= Beginning of Section =
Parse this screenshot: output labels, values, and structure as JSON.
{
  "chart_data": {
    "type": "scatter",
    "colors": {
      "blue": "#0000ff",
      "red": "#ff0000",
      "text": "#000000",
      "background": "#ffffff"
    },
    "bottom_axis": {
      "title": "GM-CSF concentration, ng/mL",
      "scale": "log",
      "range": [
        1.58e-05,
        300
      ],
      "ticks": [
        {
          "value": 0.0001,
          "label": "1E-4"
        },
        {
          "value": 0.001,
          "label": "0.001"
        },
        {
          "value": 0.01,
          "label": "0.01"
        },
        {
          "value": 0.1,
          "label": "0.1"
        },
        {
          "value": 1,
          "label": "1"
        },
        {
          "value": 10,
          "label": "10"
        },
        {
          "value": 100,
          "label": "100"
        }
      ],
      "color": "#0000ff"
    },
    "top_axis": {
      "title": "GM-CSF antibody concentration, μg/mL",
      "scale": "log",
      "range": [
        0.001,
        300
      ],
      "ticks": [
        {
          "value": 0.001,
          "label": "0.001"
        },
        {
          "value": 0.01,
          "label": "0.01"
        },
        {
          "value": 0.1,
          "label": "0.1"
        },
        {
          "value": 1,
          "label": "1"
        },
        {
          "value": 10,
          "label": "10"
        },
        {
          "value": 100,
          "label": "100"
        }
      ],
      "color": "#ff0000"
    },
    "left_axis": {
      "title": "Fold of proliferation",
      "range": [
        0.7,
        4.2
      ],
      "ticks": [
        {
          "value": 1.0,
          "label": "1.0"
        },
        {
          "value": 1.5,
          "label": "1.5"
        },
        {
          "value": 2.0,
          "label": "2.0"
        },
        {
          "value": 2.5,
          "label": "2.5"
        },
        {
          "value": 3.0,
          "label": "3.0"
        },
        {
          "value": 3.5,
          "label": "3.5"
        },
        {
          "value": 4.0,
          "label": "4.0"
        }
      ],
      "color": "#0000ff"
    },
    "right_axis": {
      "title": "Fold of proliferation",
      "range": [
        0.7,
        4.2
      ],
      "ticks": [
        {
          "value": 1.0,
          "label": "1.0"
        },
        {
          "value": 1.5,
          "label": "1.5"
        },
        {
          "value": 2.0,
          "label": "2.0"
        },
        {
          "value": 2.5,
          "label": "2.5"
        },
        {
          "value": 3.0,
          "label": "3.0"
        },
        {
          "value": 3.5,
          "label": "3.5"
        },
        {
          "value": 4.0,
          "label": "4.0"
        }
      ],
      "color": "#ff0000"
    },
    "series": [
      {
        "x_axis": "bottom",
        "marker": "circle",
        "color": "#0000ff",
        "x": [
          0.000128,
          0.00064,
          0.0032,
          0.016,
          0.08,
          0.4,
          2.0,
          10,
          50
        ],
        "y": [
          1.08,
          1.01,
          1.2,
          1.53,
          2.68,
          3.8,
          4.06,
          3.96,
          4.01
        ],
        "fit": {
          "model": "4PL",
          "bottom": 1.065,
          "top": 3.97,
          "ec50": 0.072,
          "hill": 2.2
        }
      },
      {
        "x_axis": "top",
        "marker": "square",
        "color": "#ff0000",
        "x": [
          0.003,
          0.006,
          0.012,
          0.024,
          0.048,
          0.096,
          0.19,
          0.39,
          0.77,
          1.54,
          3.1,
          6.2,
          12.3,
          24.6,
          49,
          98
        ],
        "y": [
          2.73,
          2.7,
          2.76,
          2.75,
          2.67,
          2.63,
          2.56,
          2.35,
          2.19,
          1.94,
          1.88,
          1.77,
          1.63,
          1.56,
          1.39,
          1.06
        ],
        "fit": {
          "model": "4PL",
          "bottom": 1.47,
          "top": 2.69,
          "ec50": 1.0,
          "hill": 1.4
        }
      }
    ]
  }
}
= End of Section =
Exercise directions: All the lines above should appear again in the answer, exactly as written.

Answer space:
Parse this screenshot: output labels, values, and structure as JSON.
{
  "chart_data": {
    "type": "scatter",
    "colors": {
      "blue": "#0000ff",
      "red": "#ff0000",
      "text": "#000000",
      "background": "#ffffff"
    },
    "bottom_axis": {
      "title": "GM-CSF concentration, ng/mL",
      "scale": "log",
      "range": [
        1.58e-05,
        300
      ],
      "ticks": [
        {
          "value": 0.0001,
          "label": "1E-4"
        },
        {
          "value": 0.001,
          "label": "0.001"
        },
        {
          "value": 0.01,
          "label": "0.01"
        },
        {
          "value": 0.1,
          "label": "0.1"
        },
        {
          "value": 1,
          "label": "1"
        },
        {
          "value": 10,
          "label": "10"
        },
        {
          "value": 100,
          "label": "100"
        }
      ],
      "color": "#0000ff"
    },
    "top_axis": {
      "title": "GM-CSF antibody concentration, μg/mL",
      "scale": "log",
      "range": [
        0.001,
        300
      ],
      "ticks": [
        {
          "value": 0.001,
          "label": "0.001"
        },
        {
          "value": 0.01,
          "label": "0.01"
        },
        {
          "value": 0.1,
          "label": "0.1"
        },
        {
          "value": 1,
          "label": "1"
        },
        {
          "value": 10,
          "label": "10"
        },
        {
          "value": 100,
          "label": "100"
        }
      ],
      "color": "#ff0000"
    },
    "left_axis": {
      "title": "Fold of proliferation",
      "range": [
        0.7,
        4.2
      ],
      "ticks": [
        {
          "value": 1.0,
          "label": "1.0"
        },
        {
          "value": 1.5,
          "label": "1.5"
        },
        {
          "value": 2.0,
          "label": "2.0"
        },
        {
          "value": 2.5,
          "label": "2.5"
        },
        {
          "value": 3.0,
          "label": "3.0"
        },
        {
          "value": 3.5,
          "label": "3.5"
        },
        {
          "value": 4.0,
          "label": "4.0"
        }
      ],
      "color": "#0000ff"
    },
    "right_axis": {
      "title": "Fold of proliferation",
      "range": [
        0.7,
        4.2
      ],
      "ticks": [
        {
          "value": 1.0,
          "label": "1.0"
        },
        {
          "value": 1.5,
          "label": "1.5"
        },
        {
          "value": 2.0,
          "label": "2.0"
        },
        {
          "value": 2.5,
          "label": "2.5"
        },
        {
          "value": 3.0,
          "label": "3.0"
        },
        {
          "value": 3.5,
          "label": "3.5"
        },
        {
          "value": 4.0,
          "label": "4.0"
        }
      ],
      "color": "#ff0000"
    },
    "series": [
      {
        "x_axis": "bottom",
        "marker": "circle",
        "color": "#0000ff",
        "x": [
          0.000128,
          0.00064,
          0.0032,
          0.016,
          0.08,
          0.4,
          2.0,
          10,
          50
        ],
        "y": [
          1.08,
          1.01,
          1.2,
          1.53,
          2.68,
          3.8,
          4.06,
          3.96,
          4.01
        ],
        "fit": {
          "model": "4PL",
          "bottom": 1.065,
          "top": 3.97,
          "ec50": 0.072,
          "hill": 2.2
        }
      },
      {
        "x_axis": "top",
        "marker": "square",
        "color": "#ff0000",
        "x": [
          0.003,
          0.006,
          0.012,
          0.024,
          0.048,
          0.096,
          0.19,
          0.39,
          0.77,
          1.54,
          3.1,
          6.2,
          12.3,
          24.6,
          49,
          98
        ],
        "y": [
          2.73,
          2.7,
          2.76,
          2.75,
          2.67,
          2.63,
          2.56,
          2.35,
          2.19,
          1.94,
          1.88,
          1.77,
          1.63,
          1.56,
          1.39,
          1.06
        ],
        "fit": {
          "model": "4PL",
          "bottom": 1.47,
          "top": 2.69,
          "ec50": 1.0,
          "hill": 1.4
        }
      }
    ]
  }
}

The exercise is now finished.